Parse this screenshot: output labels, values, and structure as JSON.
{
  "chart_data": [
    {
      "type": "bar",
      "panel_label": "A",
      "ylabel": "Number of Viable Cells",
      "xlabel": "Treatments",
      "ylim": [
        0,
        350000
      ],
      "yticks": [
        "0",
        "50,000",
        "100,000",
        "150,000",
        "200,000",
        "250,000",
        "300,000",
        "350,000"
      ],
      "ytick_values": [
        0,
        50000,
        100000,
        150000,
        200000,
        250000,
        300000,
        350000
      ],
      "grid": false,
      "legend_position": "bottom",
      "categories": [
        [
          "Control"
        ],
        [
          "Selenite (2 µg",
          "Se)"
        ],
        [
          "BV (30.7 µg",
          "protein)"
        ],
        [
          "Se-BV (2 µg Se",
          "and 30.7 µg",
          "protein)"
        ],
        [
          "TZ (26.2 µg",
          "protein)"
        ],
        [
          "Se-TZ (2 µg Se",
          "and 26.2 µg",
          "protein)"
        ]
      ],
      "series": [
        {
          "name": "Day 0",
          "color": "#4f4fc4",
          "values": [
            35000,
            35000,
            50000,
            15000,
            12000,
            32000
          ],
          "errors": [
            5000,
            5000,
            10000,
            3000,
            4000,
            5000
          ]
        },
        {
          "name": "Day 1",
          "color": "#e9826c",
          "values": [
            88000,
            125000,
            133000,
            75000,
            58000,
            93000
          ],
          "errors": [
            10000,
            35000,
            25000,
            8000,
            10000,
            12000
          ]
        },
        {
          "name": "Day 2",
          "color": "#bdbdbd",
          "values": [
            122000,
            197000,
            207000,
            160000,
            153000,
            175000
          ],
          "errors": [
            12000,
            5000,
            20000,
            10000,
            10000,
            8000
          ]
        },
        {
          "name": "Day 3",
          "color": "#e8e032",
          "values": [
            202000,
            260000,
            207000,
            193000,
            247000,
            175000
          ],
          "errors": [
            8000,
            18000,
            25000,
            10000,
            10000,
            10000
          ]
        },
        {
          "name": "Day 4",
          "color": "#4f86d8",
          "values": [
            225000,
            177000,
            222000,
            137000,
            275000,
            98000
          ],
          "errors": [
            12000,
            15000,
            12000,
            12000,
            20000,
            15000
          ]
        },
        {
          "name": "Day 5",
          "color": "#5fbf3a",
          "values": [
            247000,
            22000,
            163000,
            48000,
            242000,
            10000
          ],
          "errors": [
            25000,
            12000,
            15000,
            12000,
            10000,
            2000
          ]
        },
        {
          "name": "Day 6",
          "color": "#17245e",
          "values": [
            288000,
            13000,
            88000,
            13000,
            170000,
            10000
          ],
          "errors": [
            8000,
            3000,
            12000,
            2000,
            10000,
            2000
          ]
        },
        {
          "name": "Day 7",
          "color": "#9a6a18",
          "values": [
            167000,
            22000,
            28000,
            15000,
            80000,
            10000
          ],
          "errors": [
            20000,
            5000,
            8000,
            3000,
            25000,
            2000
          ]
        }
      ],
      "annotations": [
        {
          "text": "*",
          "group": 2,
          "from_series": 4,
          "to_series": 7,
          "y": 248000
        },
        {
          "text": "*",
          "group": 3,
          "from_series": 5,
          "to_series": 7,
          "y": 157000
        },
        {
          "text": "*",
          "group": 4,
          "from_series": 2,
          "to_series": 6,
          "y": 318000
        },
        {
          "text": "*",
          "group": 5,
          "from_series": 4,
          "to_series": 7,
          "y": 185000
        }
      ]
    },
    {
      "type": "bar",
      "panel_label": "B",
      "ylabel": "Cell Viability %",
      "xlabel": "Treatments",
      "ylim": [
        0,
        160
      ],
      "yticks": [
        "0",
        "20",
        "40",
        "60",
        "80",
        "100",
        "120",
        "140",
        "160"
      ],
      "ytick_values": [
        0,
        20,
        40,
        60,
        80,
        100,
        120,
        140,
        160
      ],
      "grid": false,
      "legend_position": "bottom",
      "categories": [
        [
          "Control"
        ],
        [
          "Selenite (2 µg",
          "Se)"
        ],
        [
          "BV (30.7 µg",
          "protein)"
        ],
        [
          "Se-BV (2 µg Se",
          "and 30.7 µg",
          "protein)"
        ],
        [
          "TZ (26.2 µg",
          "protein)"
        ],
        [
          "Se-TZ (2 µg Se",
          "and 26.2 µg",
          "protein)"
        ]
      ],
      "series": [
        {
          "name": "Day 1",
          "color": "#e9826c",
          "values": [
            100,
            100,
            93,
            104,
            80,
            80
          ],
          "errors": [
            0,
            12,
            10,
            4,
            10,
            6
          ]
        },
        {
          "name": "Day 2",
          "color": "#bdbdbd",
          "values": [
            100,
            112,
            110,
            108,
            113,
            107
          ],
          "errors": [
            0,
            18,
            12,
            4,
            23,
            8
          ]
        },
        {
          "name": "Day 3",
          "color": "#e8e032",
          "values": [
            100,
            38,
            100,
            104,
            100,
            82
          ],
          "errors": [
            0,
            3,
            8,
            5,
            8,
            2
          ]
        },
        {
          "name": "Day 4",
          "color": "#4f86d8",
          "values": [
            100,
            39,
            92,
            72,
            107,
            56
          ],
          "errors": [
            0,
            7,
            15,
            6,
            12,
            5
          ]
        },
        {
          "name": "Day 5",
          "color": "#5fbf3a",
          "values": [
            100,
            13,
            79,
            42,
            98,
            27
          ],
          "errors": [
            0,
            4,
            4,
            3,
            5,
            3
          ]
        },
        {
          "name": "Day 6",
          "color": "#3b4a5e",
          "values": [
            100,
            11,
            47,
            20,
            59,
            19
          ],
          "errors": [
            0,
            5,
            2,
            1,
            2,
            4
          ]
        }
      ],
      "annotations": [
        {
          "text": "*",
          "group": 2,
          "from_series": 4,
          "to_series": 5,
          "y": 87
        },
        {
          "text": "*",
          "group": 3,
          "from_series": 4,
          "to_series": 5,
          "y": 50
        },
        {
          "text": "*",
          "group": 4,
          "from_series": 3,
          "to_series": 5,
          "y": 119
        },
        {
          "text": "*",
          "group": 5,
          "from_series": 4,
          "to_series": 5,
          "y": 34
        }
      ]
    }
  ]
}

- - - - - - -

▶ Required work: The listing above should be repeated in its entirety, unchanged.

▶ Exercise answer:
Parse this screenshot: output labels, values, and structure as JSON.
{
  "chart_data": [
    {
      "type": "bar",
      "panel_label": "A",
      "ylabel": "Number of Viable Cells",
      "xlabel": "Treatments",
      "ylim": [
        0,
        350000
      ],
      "yticks": [
        "0",
        "50,000",
        "100,000",
        "150,000",
        "200,000",
        "250,000",
        "300,000",
        "350,000"
      ],
      "ytick_values": [
        0,
        50000,
        100000,
        150000,
        200000,
        250000,
        300000,
        350000
      ],
      "grid": false,
      "legend_position": "bottom",
      "categories": [
        [
          "Control"
        ],
        [
          "Selenite (2 µg",
          "Se)"
        ],
        [
          "BV (30.7 µg",
          "protein)"
        ],
        [
          "Se-BV (2 µg Se",
          "and 30.7 µg",
          "protein)"
        ],
        [
          "TZ (26.2 µg",
          "protein)"
        ],
        [
          "Se-TZ (2 µg Se",
          "and 26.2 µg",
          "protein)"
        ]
      ],
      "series": [
        {
          "name": "Day 0",
          "color": "#4f4fc4",
          "values": [
            35000,
            35000,
            50000,
            15000,
            12000,
            32000
          ],
          "errors": [
            5000,
            5000,
            10000,
            3000,
            4000,
            5000
          ]
        },
        {
          "name": "Day 1",
          "color": "#e9826c",
          "values": [
            88000,
            125000,
            133000,
            75000,
            58000,
            93000
          ],
          "errors": [
            10000,
            35000,
            25000,
            8000,
            10000,
            12000
          ]
        },
        {
          "name": "Day 2",
          "color": "#bdbdbd",
          "values": [
            122000,
            197000,
            207000,
            160000,
            153000,
            175000
          ],
          "errors": [
            12000,
            5000,
            20000,
            10000,
            10000,
            8000
          ]
        },
        {
          "name": "Day 3",
          "color": "#e8e032",
          "values": [
            202000,
            260000,
            207000,
            193000,
            247000,
            175000
          ],
          "errors": [
            8000,
            18000,
            25000,
            10000,
            10000,
            10000
          ]
        },
        {
          "name": "Day 4",
          "color": "#4f86d8",
          "values": [
            225000,
            177000,
            222000,
            137000,
            275000,
            98000
          ],
          "errors": [
            12000,
            15000,
            12000,
            12000,
            20000,
            15000
          ]
        },
        {
          "name": "Day 5",
          "color": "#5fbf3a",
          "values": [
            247000,
            22000,
            163000,
            48000,
            242000,
            10000
          ],
          "errors": [
            25000,
            12000,
            15000,
            12000,
            10000,
            2000
          ]
        },
        {
          "name": "Day 6",
          "color": "#17245e",
          "values": [
            288000,
            13000,
            88000,
            13000,
            170000,
            10000
          ],
          "errors": [
            8000,
            3000,
            12000,
            2000,
            10000,
            2000
          ]
        },
        {
          "name": "Day 7",
          "color": "#9a6a18",
          "values": [
            167000,
            22000,
            28000,
            15000,
            80000,
            10000
          ],
          "errors": [
            20000,
            5000,
            8000,
            3000,
            25000,
            2000
          ]
        }
      ],
      "annotations": [
        {
          "text": "*",
          "group": 2,
          "from_series": 4,
          "to_series": 7,
          "y": 248000
        },
        {
          "text": "*",
          "group": 3,
          "from_series": 5,
          "to_series": 7,
          "y": 157000
        },
        {
          "text": "*",
          "group": 4,
          "from_series": 2,
          "to_series": 6,
          "y": 318000
        },
        {
          "text": "*",
          "group": 5,
          "from_series": 4,
          "to_series": 7,
          "y": 185000
        }
      ]
    },
    {
      "type": "bar",
      "panel_label": "B",
      "ylabel": "Cell Viability %",
      "xlabel": "Treatments",
      "ylim": [
        0,
        160
      ],
      "yticks": [
        "0",
        "20",
        "40",
        "60",
        "80",
        "100",
        "120",
        "140",
        "160"
      ],
      "ytick_values": [
        0,
        20,
        40,
        60,
        80,
        100,
        120,
        140,
        160
      ],
      "grid": false,
      "legend_position": "bottom",
      "categories": [
        [
          "Control"
        ],
        [
          "Selenite (2 µg",
          "Se)"
        ],
        [
          "BV (30.7 µg",
          "protein)"
        ],
        [
          "Se-BV (2 µg Se",
          "and 30.7 µg",
          "protein)"
        ],
        [
          "TZ (26.2 µg",
          "protein)"
        ],
        [
          "Se-TZ (2 µg Se",
          "and 26.2 µg",
          "protein)"
        ]
      ],
      "series": [
        {
          "name": "Day 1",
          "color": "#e9826c",
          "values": [
            100,
            100,
            93,
            104,
            80,
            80
          ],
          "errors": [
            0,
            12,
            10,
            4,
            10,
            6
          ]
        },
        {
          "name": "Day 2",
          "color": "#bdbdbd",
          "values": [
            100,
            112,
            110,
            108,
            113,
            107
          ],
          "errors": [
            0,
            18,
            12,
            4,
            23,
            8
          ]
        },
        {
          "name": "Day 3",
          "color": "#e8e032",
          "values": [
            100,
            38,
            100,
            104,
            100,
            82
          ],
          "errors": [
            0,
            3,
            8,
            5,
            8,
            2
          ]
        },
        {
          "name": "Day 4",
          "color": "#4f86d8",
          "values": [
            100,
            39,
            92,
            72,
            107,
            56
          ],
          "errors": [
            0,
            7,
            15,
            6,
            12,
            5
          ]
        },
        {
          "name": "Day 5",
          "color": "#5fbf3a",
          "values": [
            100,
            13,
            79,
            42,
            98,
            27
          ],
          "errors": [
            0,
            4,
            4,
            3,
            5,
            3
          ]
        },
        {
          "name": "Day 6",
          "color": "#3b4a5e",
          "values": [
            100,
            11,
            47,
            20,
            59,
            19
          ],
          "errors": [
            0,
            5,
            2,
            1,
            2,
            4
          ]
        }
      ],
      "annotations": [
        {
          "text": "*",
          "group": 2,
          "from_series": 4,
          "to_series": 5,
          "y": 87
        },
        {
          "text": "*",
          "group": 3,
          "from_series": 4,
          "to_series": 5,
          "y": 50
        },
        {
          "text": "*",
          "group": 4,
          "from_series": 3,
          "to_series": 5,
          "y": 119
        },
        {
          "text": "*",
          "group": 5,
          "from_series": 4,
          "to_series": 5,
          "y": 34
        }
      ]
    }
  ]
}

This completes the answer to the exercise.